# Written exercise
Return only the number of lines holding the word "average".

# Data section
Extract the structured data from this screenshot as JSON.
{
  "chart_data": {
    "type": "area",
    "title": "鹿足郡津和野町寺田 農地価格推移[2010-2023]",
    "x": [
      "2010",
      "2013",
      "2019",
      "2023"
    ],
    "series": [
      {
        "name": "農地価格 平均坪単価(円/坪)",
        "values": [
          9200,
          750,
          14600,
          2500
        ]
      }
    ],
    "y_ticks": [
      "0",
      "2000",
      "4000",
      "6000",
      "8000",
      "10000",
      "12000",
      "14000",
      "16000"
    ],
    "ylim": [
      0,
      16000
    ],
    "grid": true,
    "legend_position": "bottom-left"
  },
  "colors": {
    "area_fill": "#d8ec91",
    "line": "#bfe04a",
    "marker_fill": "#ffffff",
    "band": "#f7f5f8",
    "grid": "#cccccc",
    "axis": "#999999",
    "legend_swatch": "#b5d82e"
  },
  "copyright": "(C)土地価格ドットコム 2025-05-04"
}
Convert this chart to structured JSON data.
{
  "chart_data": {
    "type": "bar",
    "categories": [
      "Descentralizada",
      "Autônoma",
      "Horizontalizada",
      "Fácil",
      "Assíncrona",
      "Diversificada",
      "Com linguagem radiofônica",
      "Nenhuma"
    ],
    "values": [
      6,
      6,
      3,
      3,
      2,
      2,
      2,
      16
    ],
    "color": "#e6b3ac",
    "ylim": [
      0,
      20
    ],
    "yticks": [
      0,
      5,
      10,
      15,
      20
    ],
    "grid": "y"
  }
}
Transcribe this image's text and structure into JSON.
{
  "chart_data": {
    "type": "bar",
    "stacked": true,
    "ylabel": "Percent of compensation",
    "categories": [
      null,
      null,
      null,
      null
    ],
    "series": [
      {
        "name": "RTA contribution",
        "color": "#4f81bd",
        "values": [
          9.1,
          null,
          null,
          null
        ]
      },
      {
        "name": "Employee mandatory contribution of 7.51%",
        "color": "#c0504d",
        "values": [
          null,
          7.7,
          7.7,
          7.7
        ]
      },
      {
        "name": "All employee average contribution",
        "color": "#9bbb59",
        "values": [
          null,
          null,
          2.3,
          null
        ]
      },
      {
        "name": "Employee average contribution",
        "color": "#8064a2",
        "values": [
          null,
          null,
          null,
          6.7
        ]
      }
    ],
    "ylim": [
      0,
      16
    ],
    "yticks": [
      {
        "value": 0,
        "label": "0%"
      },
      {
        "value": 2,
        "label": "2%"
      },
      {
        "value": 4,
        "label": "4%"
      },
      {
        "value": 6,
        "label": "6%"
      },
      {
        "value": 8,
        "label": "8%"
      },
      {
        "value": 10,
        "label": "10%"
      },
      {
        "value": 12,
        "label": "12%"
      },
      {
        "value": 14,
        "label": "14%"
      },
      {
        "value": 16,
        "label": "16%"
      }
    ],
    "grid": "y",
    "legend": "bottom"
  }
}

# Solution
2